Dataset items
________________________________________

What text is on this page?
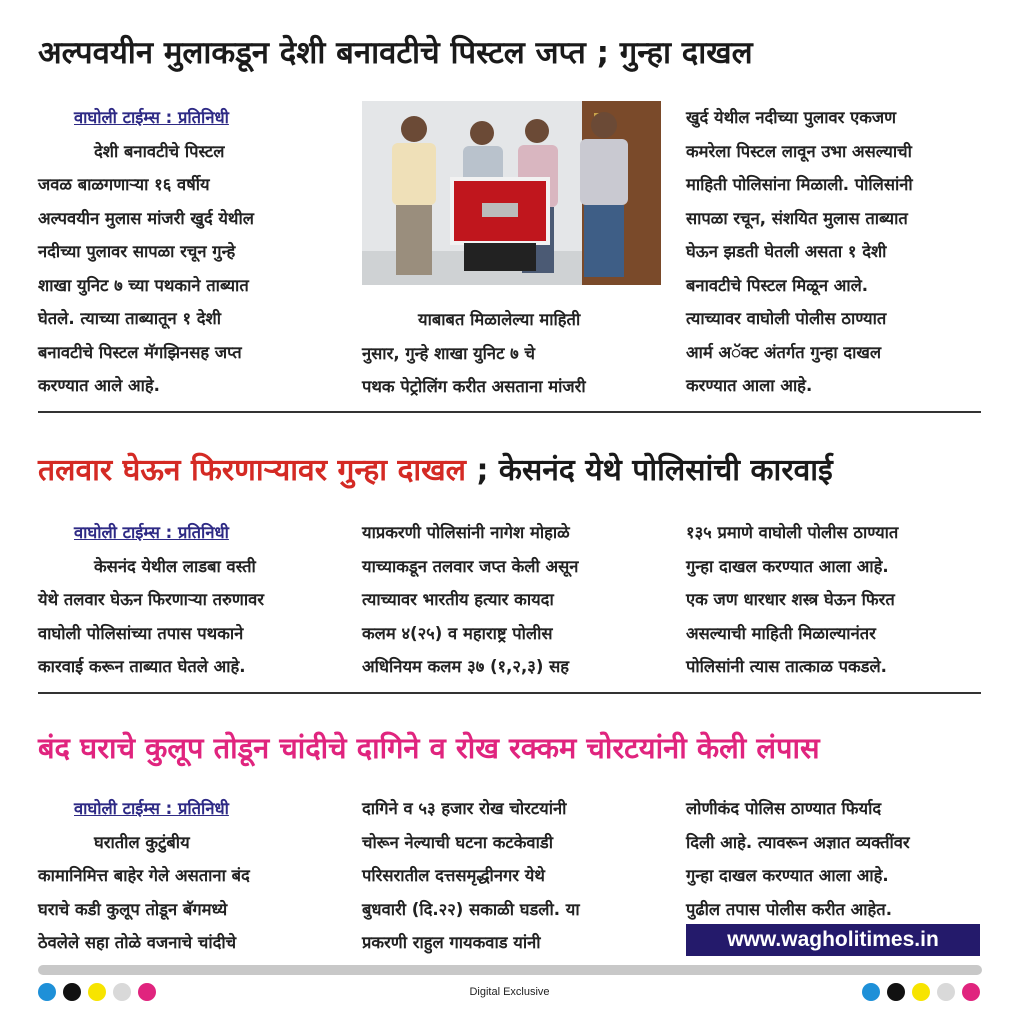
अल्पवयीन मुलाकडून देशी बनावटीचे पिस्टल जप्त ; गुन्हा दाखल
वाघोली टाईम्स : प्रतिनिधी
देशी बनावटीचे पिस्टल
जवळ बाळगणाऱ्या १६ वर्षीय
अल्पवयीन मुलास मांजरी खुर्द येथील
नदीच्या पुलावर सापळा रचून गुन्हे
शाखा युनिट ७ च्या पथकाने ताब्यात
घेतले. त्याच्या ताब्यातून १ देशी
बनावटीचे पिस्टल मॅगझिनसह जप्त
करण्यात आले आहे.
याबाबत मिळालेल्या माहिती
नुसार, गुन्हे शाखा युनिट ७ चे
पथक पेट्रोलिंग करीत असताना मांजरी
खुर्द येथील नदीच्या पुलावर एकजण
कमरेला पिस्टल लावून उभा असल्याची
माहिती पोलिसांना मिळाली. पोलिसांनी
सापळा रचून, संशयित मुलास ताब्यात
घेऊन झडती घेतली असता १ देशी
बनावटीचे पिस्टल मिळून आले.
त्याच्यावर वाघोली पोलीस ठाण्यात
आर्म अॅक्ट अंतर्गत गुन्हा दाखल
करण्यात आला आहे.
तलवार घेऊन फिरणाऱ्यावर गुन्हा दाखल ; केसनंद येथे पोलिसांची कारवाई
वाघोली टाईम्स : प्रतिनिधी
केसनंद येथील लाडबा वस्ती
येथे तलवार घेऊन फिरणाऱ्या तरुणावर
वाघोली पोलिसांच्या तपास पथकाने
कारवाई करून ताब्यात घेतले आहे.
याप्रकरणी पोलिसांनी नागेश मोहाळे
याच्याकडून तलवार जप्त केली असून
त्याच्यावर भारतीय हत्यार कायदा
कलम ४(२५) व महाराष्ट्र पोलीस
अधिनियम कलम ३७ (१,२,३) सह
१३५ प्रमाणे वाघोली पोलीस ठाण्यात
गुन्हा दाखल करण्यात आला आहे.
एक जण धारधार शस्त्र घेऊन फिरत
असल्याची माहिती मिळाल्यानंतर
पोलिसांनी त्यास तात्काळ पकडले.
बंद घराचे कुलूप तोडून चांदीचे दागिने व रोख रक्कम चोरटयांनी केली लंपास
वाघोली टाईम्स : प्रतिनिधी
घरातील कुटुंबीय
कामानिमित्त बाहेर गेले असताना बंद
घराचे कडी कुलूप तोडून बॅगमध्ये
ठेवलेले सहा तोळे वजनाचे चांदीचे
दागिने व ५३ हजार रोख चोरटयांनी
चोरून नेल्याची घटना कटकेवाडी
परिसरातील दत्तसमृद्धीनगर येथे
बुधवारी (दि.२२) सकाळी घडली. या
प्रकरणी राहुल गायकवाड यांनी
लोणीकंद पोलिस ठाण्यात फिर्याद
दिली आहे. त्यावरून अज्ञात व्यक्तींवर
गुन्हा दाखल करण्यात आला आहे.
पुढील तपास पोलीस करीत आहेत.
www.wagholitimes.in
Digital Exclusive
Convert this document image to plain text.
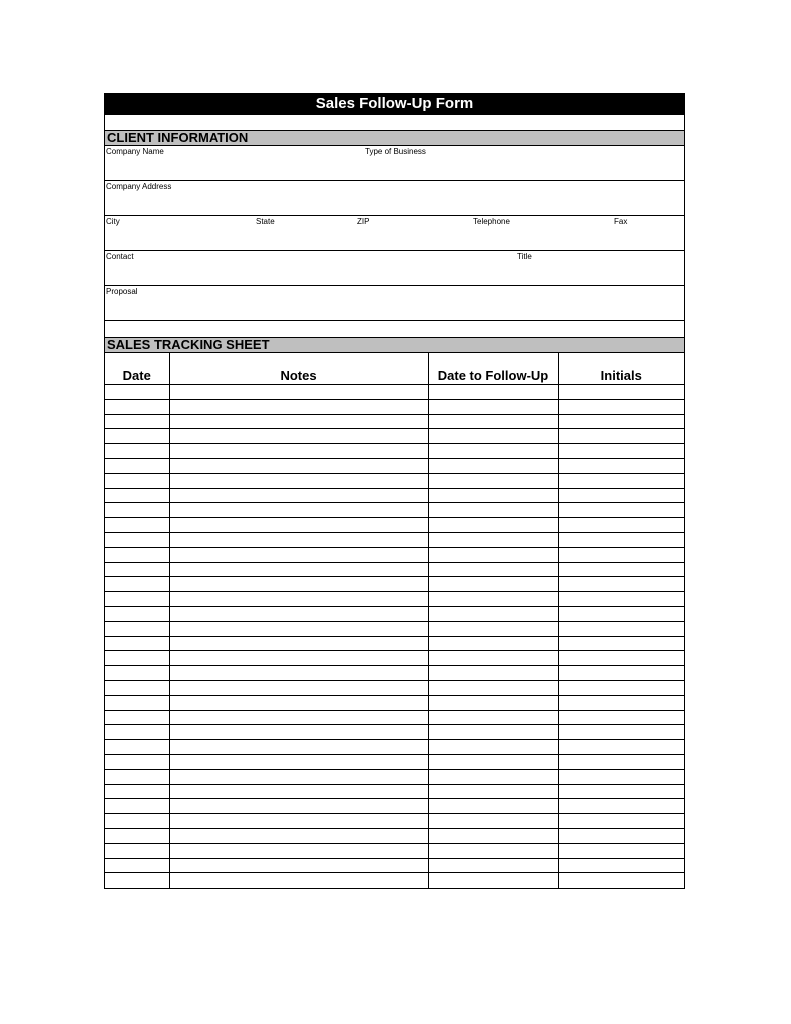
Sales Follow-Up Form
CLIENT INFORMATION
Company Name	Type of Business
Company Address
City	State	ZIP	Telephone	Fax
Contact	Title
Proposal
SALES TRACKING SHEET
Date	Notes	Date to Follow-Up	Initials
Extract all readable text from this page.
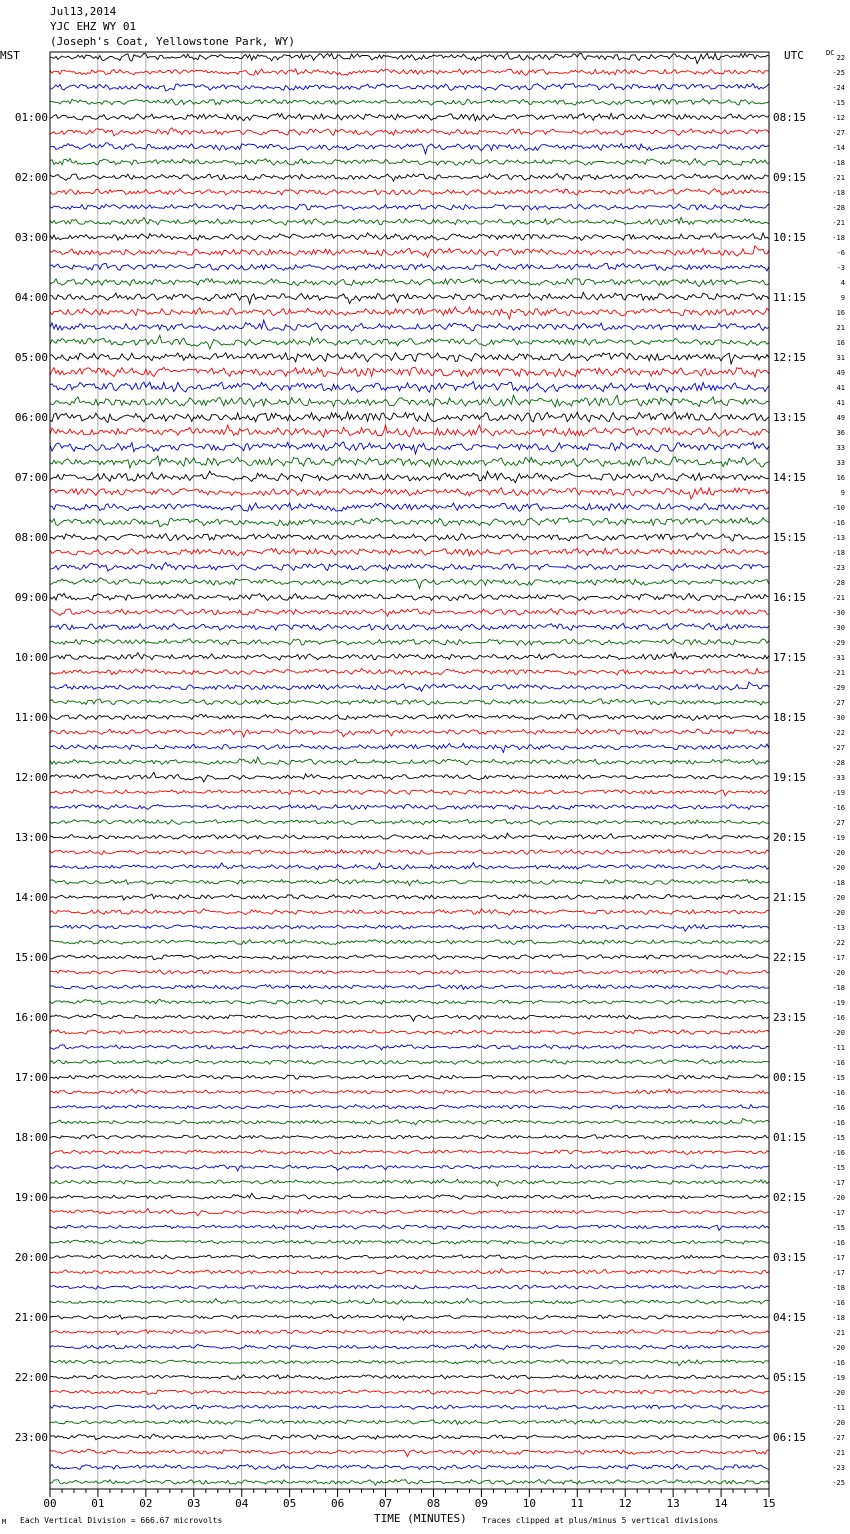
Jul13,2014
YJC EHZ WY 01
(Joseph's Coat, Yellowstone Park, WY)
MST	UTC	DC
00	01	02	03	04	05	06	07	08	09	10	11	12	13	14	15
01:00
02:00
03:00
04:00
05:00
06:00
07:00
08:00
09:00
10:00
11:00
12:00
13:00
14:00
15:00
16:00
17:00
18:00
19:00
20:00
21:00
22:00
23:00
08:15
09:15
10:15
11:15
12:15
13:15
14:15
15:15
16:15
17:15
18:15
19:15
20:15
21:15
22:15
23:15
00:15
01:15
02:15
03:15
04:15
05:15
06:15
22
-25
-24
-15
-12
-27
-14
-18
-21
-18
-28
-21
-18
-6
-3
4
9
16
21
16
31
49
41
41
49
36
33
33
16
9
-10
-16
-13
-18
-23
-28
-21
-30
-30
-29
-31
-21
-29
-27
-30
-22
-27
-28
-33
-19
-16
-27
-19
-20
-20
-18
-20
-20
-13
-22
-17
-20
-18
-19
-16
-20
-11
-16
-15
-16
-16
-16
-15
-16
-15
-17
-20
-17
-15
-16
-17
-17
-18
-16
-18
-21
-20
-16
-19
-20
-11
-20
-27
-21
-23
-25
TIME (MINUTES)
M Each Vertical Division = 666.67 microvolts	Traces clipped at plus/minus 5 vertical divisions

________________________________________

■ TASK REQUIREMENTS ■
Work out how many lines of the data hold the string "रकरण". Reply with that number alone.

■ THE RESPONSE ■
2